Could you update all of the lines below so that each "cite-link" becomes "quote-link", with nothing else changed? Leave the pictures out of your answer.

====== Data supplied

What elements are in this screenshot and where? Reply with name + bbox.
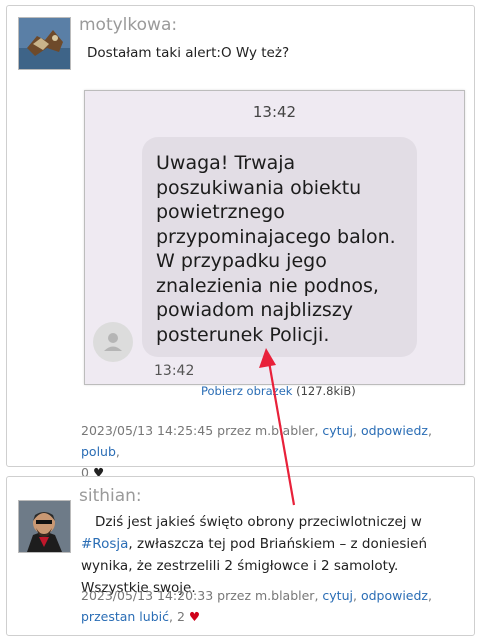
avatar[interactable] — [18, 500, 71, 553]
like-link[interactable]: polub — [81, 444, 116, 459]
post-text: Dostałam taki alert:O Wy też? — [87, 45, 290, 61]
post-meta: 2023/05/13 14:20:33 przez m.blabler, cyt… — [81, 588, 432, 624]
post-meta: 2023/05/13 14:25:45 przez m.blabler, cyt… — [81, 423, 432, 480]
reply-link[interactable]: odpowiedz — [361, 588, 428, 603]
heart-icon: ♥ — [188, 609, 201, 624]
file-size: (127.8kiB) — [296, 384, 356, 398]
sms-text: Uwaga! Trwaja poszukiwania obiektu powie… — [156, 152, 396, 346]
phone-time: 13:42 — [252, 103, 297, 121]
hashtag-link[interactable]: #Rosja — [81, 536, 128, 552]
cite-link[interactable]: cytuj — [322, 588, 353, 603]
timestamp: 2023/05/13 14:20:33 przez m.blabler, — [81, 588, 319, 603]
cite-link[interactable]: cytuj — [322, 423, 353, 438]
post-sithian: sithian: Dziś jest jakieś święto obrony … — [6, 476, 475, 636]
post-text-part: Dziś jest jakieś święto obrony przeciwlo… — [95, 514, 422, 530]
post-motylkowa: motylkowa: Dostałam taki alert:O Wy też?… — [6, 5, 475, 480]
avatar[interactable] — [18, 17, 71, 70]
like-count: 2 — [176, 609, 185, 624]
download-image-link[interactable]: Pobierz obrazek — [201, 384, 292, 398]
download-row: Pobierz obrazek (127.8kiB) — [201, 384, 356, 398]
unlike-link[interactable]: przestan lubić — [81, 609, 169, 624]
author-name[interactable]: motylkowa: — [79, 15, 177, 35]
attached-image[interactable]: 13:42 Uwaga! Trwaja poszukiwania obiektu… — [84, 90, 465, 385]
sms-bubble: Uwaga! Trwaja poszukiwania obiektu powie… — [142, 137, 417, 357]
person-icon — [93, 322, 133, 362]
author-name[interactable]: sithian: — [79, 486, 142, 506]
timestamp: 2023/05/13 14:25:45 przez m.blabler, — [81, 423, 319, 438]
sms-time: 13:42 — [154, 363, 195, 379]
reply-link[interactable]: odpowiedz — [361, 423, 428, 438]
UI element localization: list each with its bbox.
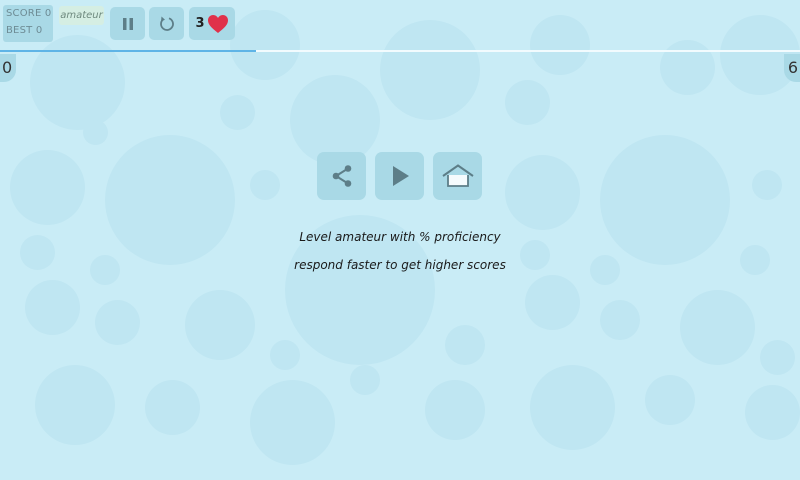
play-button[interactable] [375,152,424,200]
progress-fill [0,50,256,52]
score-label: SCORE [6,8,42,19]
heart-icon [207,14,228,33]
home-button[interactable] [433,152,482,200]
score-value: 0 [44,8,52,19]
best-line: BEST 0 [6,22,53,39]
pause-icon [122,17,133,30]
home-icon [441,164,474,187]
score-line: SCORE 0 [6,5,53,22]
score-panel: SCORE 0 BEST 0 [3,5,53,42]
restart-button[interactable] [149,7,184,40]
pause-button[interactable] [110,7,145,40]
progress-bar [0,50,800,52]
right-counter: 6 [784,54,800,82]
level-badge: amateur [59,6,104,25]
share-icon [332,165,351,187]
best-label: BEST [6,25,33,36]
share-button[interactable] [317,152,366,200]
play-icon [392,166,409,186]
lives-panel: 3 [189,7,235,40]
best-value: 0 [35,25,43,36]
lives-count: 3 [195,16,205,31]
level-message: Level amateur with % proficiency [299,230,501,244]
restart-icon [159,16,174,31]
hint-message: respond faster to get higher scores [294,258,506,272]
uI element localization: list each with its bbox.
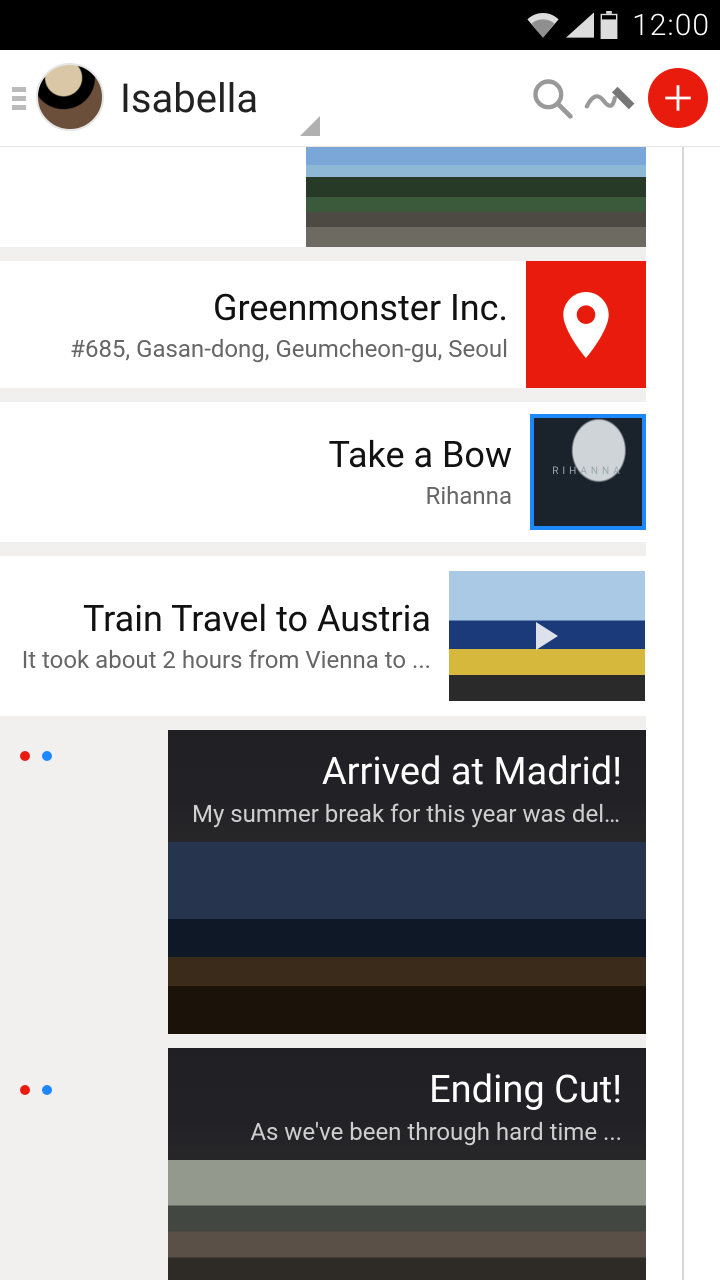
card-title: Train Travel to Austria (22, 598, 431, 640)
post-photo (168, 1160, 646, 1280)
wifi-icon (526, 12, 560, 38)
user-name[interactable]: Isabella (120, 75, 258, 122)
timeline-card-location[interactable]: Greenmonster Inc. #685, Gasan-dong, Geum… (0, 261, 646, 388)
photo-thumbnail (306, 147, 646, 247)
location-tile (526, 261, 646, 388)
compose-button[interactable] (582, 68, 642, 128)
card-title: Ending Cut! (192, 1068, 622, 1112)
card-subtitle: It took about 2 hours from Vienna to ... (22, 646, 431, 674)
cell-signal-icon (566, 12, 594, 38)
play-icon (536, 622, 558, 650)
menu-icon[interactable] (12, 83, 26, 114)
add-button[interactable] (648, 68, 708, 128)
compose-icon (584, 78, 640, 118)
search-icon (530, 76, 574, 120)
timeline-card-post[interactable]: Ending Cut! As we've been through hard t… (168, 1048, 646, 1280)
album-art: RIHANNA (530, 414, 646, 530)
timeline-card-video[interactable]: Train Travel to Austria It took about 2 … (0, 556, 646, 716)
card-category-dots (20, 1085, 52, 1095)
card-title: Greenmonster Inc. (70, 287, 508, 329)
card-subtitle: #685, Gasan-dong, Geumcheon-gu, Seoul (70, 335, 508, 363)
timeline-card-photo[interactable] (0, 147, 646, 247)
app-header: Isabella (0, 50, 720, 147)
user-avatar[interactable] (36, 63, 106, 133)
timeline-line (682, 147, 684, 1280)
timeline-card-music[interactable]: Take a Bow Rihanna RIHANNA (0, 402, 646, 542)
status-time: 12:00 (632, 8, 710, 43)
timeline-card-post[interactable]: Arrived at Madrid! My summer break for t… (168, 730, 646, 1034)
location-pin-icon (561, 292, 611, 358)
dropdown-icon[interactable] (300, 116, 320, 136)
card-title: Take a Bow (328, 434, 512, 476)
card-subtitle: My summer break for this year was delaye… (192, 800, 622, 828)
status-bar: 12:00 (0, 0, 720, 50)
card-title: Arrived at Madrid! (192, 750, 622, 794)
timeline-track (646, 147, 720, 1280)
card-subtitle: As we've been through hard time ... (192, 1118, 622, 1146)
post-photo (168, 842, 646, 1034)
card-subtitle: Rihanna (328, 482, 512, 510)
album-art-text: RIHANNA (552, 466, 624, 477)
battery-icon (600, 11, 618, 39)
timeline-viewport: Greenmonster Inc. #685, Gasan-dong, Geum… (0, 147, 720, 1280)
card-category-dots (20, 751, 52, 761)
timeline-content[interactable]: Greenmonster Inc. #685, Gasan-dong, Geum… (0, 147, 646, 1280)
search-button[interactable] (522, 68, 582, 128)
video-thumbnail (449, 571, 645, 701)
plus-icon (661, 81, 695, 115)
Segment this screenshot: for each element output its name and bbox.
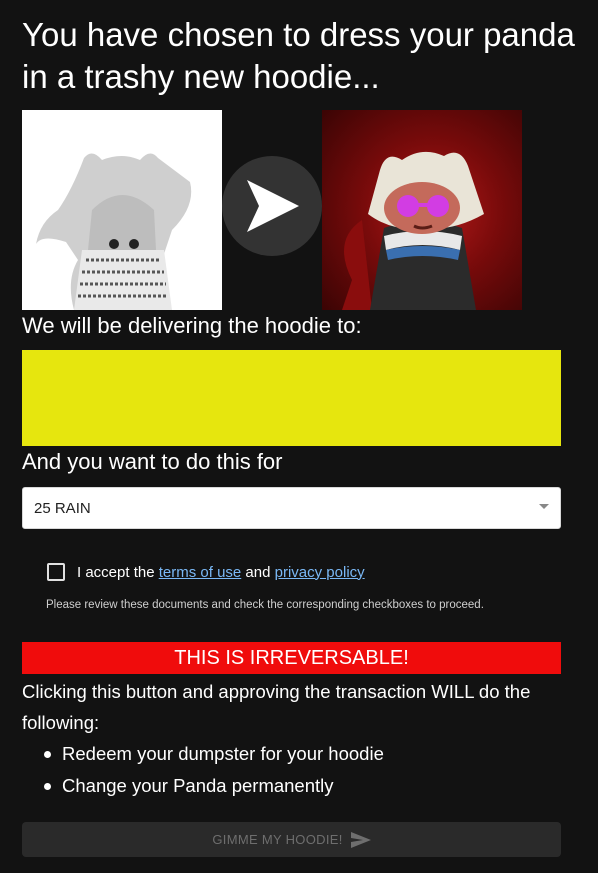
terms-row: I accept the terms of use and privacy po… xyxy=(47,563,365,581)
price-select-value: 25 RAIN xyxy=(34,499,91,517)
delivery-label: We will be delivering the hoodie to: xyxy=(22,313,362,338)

============

Final result:
What elements are in this screenshot and where? Reply with name + bbox.
avatar[interactable] — [18, 500, 71, 553]
like-link[interactable]: polub — [81, 444, 116, 459]
post-text: Dostałam taki alert:O Wy też? — [87, 45, 290, 61]
post-meta: 2023/05/13 14:20:33 przez m.blabler, cyt… — [81, 588, 432, 624]
post-meta: 2023/05/13 14:25:45 przez m.blabler, cyt… — [81, 423, 432, 480]
reply-link[interactable]: odpowiedz — [361, 588, 428, 603]
heart-icon: ♥ — [188, 609, 201, 624]
file-size: (127.8kiB) — [296, 384, 356, 398]
sms-text: Uwaga! Trwaja poszukiwania obiektu powie… — [156, 152, 396, 346]
phone-time: 13:42 — [252, 103, 297, 121]
hashtag-link[interactable]: #Rosja — [81, 536, 128, 552]
quote-link[interactable]: cytuj — [322, 588, 353, 603]
timestamp: 2023/05/13 14:20:33 przez m.blabler, — [81, 588, 319, 603]
quote-link[interactable]: cytuj — [322, 423, 353, 438]
post-sithian: sithian: Dziś jest jakieś święto obrony … — [6, 476, 475, 636]
post-text-part: Dziś jest jakieś święto obrony przeciwlo… — [95, 514, 422, 530]
post-motylkowa: motylkowa: Dostałam taki alert:O Wy też?… — [6, 5, 475, 480]
avatar[interactable] — [18, 17, 71, 70]
like-count: 2 — [176, 609, 185, 624]
download-image-link[interactable]: Pobierz obrazek — [201, 384, 292, 398]
download-row: Pobierz obrazek (127.8kiB) — [201, 384, 356, 398]
unlike-link[interactable]: przestan lubić — [81, 609, 169, 624]
author-name[interactable]: motylkowa: — [79, 15, 177, 35]
attached-image[interactable]: 13:42 Uwaga! Trwaja poszukiwania obiektu… — [84, 90, 465, 385]
sms-bubble: Uwaga! Trwaja poszukiwania obiektu powie… — [142, 137, 417, 357]
person-icon — [93, 322, 133, 362]
author-name[interactable]: sithian: — [79, 486, 142, 506]
timestamp: 2023/05/13 14:25:45 przez m.blabler, — [81, 423, 319, 438]
sms-time: 13:42 — [154, 363, 195, 379]
reply-link[interactable]: odpowiedz — [361, 423, 428, 438]
UI element localization: list each with its bbox.
play-button[interactable] [375,152,424,200]
progress-fill [0,50,256,52]
score-label: SCORE [6,8,42,19]
heart-icon [207,14,228,33]
home-button[interactable] [433,152,482,200]
score-value: 0 [44,8,52,19]
best-line: BEST 0 [6,22,53,39]
pause-icon [122,17,133,30]
home-icon [441,164,474,187]
score-line: SCORE 0 [6,5,53,22]
score-panel: SCORE 0 BEST 0 [3,5,53,42]
restart-button[interactable] [149,7,184,40]
pause-button[interactable] [110,7,145,40]
progress-bar [0,50,800,52]
right-counter: 6 [784,54,800,82]
level-badge: amateur [59,6,104,25]
share-icon [332,165,351,187]
best-label: BEST [6,25,33,36]
share-button[interactable] [317,152,366,200]
play-icon [392,166,409,186]
lives-panel: 3 [189,7,235,40]
best-value: 0 [35,25,43,36]
lives-count: 3 [195,16,205,31]
level-message: Level amateur with % proficiency [299,230,501,244]
restart-icon [159,16,174,31]
hint-message: respond faster to get higher scores [294,258,506,272]
uI element localization: list each with its bbox.
card-title: Train Travel to Austria (22, 598, 431, 640)
post-photo (168, 1160, 646, 1280)
wifi-icon (526, 12, 560, 38)
user-name[interactable]: Isabella (120, 75, 258, 122)
timeline-card-location[interactable]: Greenmonster Inc. #685, Gasan-dong, Geum… (0, 261, 646, 388)
photo-thumbnail (306, 147, 646, 247)
location-tile (526, 261, 646, 388)
compose-button[interactable] (582, 68, 642, 128)
card-title: Ending Cut! (192, 1068, 622, 1112)
card-subtitle: It took about 2 hours from Vienna to ... (22, 646, 431, 674)
cell-signal-icon (566, 12, 594, 38)
play-icon (536, 622, 558, 650)
menu-icon[interactable] (12, 83, 26, 114)
add-button[interactable] (648, 68, 708, 128)
compose-icon (584, 78, 640, 118)
search-icon (530, 76, 574, 120)
timeline-card-post[interactable]: Ending Cut! As we've been through hard t… (168, 1048, 646, 1280)
album-art: RIHANNA (530, 414, 646, 530)
timeline-card-video[interactable]: Train Travel to Austria It took about 2 … (0, 556, 646, 716)
card-category-dots (20, 1085, 52, 1095)
card-title: Greenmonster Inc. (70, 287, 508, 329)
card-subtitle: #685, Gasan-dong, Geumcheon-gu, Seoul (70, 335, 508, 363)
timeline-card-photo[interactable] (0, 147, 646, 247)
app-header: Isabella (0, 50, 720, 147)
user-avatar[interactable] (36, 63, 106, 133)
timeline-line (682, 147, 684, 1280)
timeline-card-music[interactable]: Take a Bow Rihanna RIHANNA (0, 402, 646, 542)
status-time: 12:00 (632, 8, 710, 43)
timeline-card-post[interactable]: Arrived at Madrid! My summer break for t… (168, 730, 646, 1034)
location-pin-icon (561, 292, 611, 358)
dropdown-icon[interactable] (300, 116, 320, 136)
card-title: Take a Bow (328, 434, 512, 476)
card-subtitle: My summer break for this year was delaye… (192, 800, 622, 828)
status-bar: 12:00 (0, 0, 720, 50)
card-title: Arrived at Madrid! (192, 750, 622, 794)
timeline-track (646, 147, 720, 1280)
card-subtitle: As we've been through hard time ... (192, 1118, 622, 1146)
post-photo (168, 842, 646, 1034)
card-subtitle: Rihanna (328, 482, 512, 510)
album-art-text: RIHANNA (552, 466, 624, 477)
battery-icon (600, 11, 618, 39)
timeline-viewport: Greenmonster Inc. #685, Gasan-dong, Geum… (0, 147, 720, 1280)
card-category-dots (20, 751, 52, 761)
timeline-content[interactable]: Greenmonster Inc. #685, Gasan-dong, Geum… (0, 147, 646, 1280)
search-button[interactable] (522, 68, 582, 128)
video-thumbnail (449, 571, 645, 701)
plus-icon (661, 81, 695, 115)
Segment this screenshot: for each element output its name and bbox.
terms-row: I accept the terms of use and privacy po… xyxy=(47,563,365,581)
price-select-value: 25 RAIN xyxy=(34,499,91,517)
delivery-label: We will be delivering the hoodie to: xyxy=(22,313,362,338)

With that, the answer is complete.